* Exercise description *
Write out the entries verbatim and leave the images out of the copy.

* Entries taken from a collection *
** BEGIN **

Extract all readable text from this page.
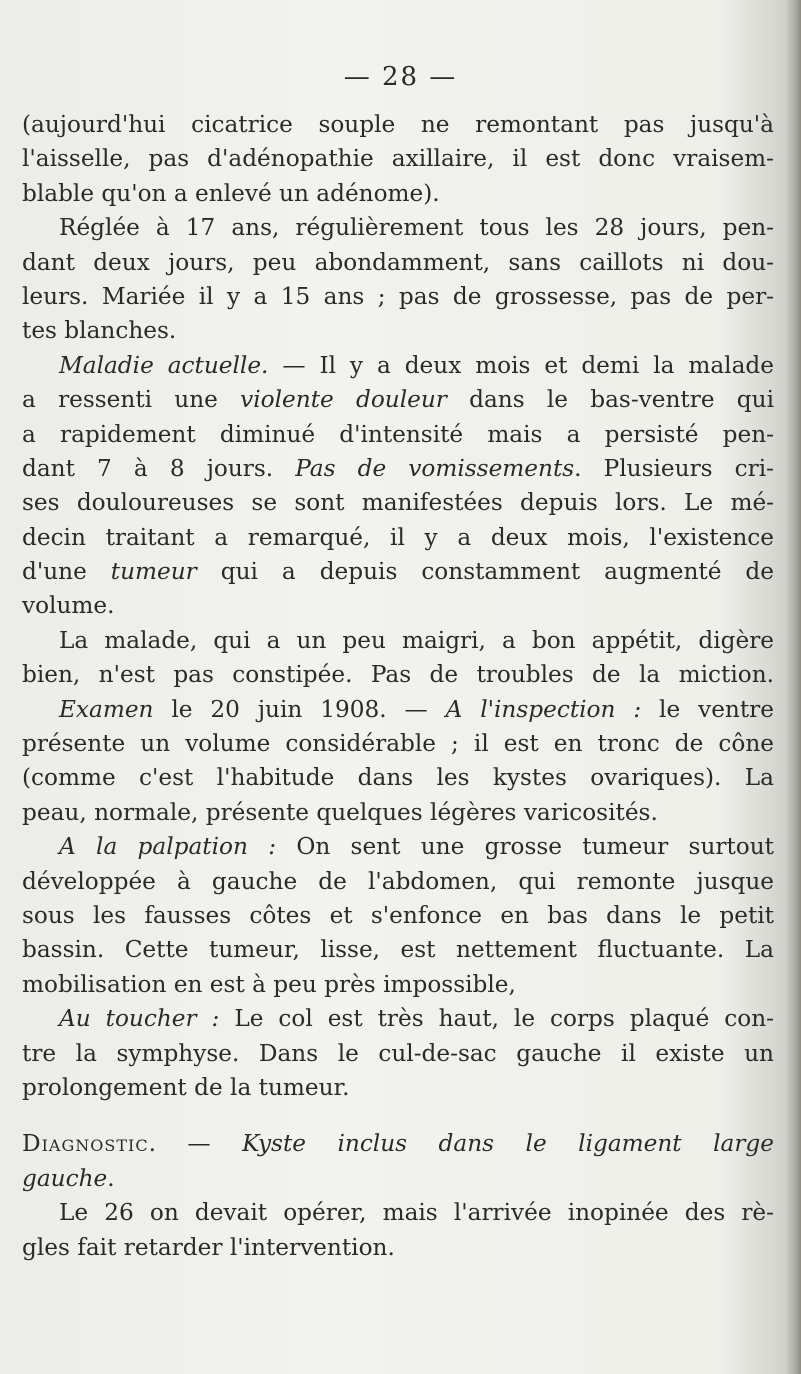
— 28 —
(aujourd'hui cicatrice souple ne remontant pas jusqu'à
l'aisselle, pas d'adénopathie axillaire, il est donc vraisem-
blable qu'on a enlevé un adénome).
Réglée à 17 ans, régulièrement tous les 28 jours, pen-
dant deux jours, peu abondamment, sans caillots ni dou-
leurs. Mariée il y a 15 ans ; pas de grossesse, pas de per-
tes blanches.
Maladie actuelle. — Il y a deux mois et demi la malade
a ressenti une violente douleur dans le bas-ventre qui
a rapidement diminué d'intensité mais a persisté pen-
dant 7 à 8 jours. Pas de vomissements. Plusieurs cri-
ses douloureuses se sont manifestées depuis lors. Le mé-
decin traitant a remarqué, il y a deux mois, l'existence
d'une tumeur qui a depuis constamment augmenté de
volume.
La malade, qui a un peu maigri, a bon appétit, digère
bien, n'est pas constipée. Pas de troubles de la miction.
Examen le 20 juin 1908. — A l'inspection : le ventre
présente un volume considérable ; il est en tronc de cône
(comme c'est l'habitude dans les kystes ovariques). La
peau, normale, présente quelques légères varicosités.
A la palpation : On sent une grosse tumeur surtout
développée à gauche de l'abdomen, qui remonte jusque
sous les fausses côtes et s'enfonce en bas dans le petit
bassin. Cette tumeur, lisse, est nettement fluctuante. La
mobilisation en est à peu près impossible,
Au toucher : Le col est très haut, le corps plaqué con-
tre la symphyse. Dans le cul-de-sac gauche il existe un
prolongement de la tumeur.
Diagnostic. — Kyste inclus dans le ligament large
gauche.
Le 26 on devait opérer, mais l'arrivée inopinée des rè-
gles fait retarder l'intervention.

** END **

* Output below *
Extract all readable text from this page.
— 28 —
(aujourd'hui cicatrice souple ne remontant pas jusqu'à
l'aisselle, pas d'adénopathie axillaire, il est donc vraisem-
blable qu'on a enlevé un adénome).
Réglée à 17 ans, régulièrement tous les 28 jours, pen-
dant deux jours, peu abondamment, sans caillots ni dou-
leurs. Mariée il y a 15 ans ; pas de grossesse, pas de per-
tes blanches.
Maladie actuelle. — Il y a deux mois et demi la malade
a ressenti une violente douleur dans le bas-ventre qui
a rapidement diminué d'intensité mais a persisté pen-
dant 7 à 8 jours. Pas de vomissements. Plusieurs cri-
ses douloureuses se sont manifestées depuis lors. Le mé-
decin traitant a remarqué, il y a deux mois, l'existence
d'une tumeur qui a depuis constamment augmenté de
volume.
La malade, qui a un peu maigri, a bon appétit, digère
bien, n'est pas constipée. Pas de troubles de la miction.
Examen le 20 juin 1908. — A l'inspection : le ventre
présente un volume considérable ; il est en tronc de cône
(comme c'est l'habitude dans les kystes ovariques). La
peau, normale, présente quelques légères varicosités.
A la palpation : On sent une grosse tumeur surtout
développée à gauche de l'abdomen, qui remonte jusque
sous les fausses côtes et s'enfonce en bas dans le petit
bassin. Cette tumeur, lisse, est nettement fluctuante. La
mobilisation en est à peu près impossible,
Au toucher : Le col est très haut, le corps plaqué con-
tre la symphyse. Dans le cul-de-sac gauche il existe un
prolongement de la tumeur.
Diagnostic. — Kyste inclus dans le ligament large
gauche.
Le 26 on devait opérer, mais l'arrivée inopinée des rè-
gles fait retarder l'intervention.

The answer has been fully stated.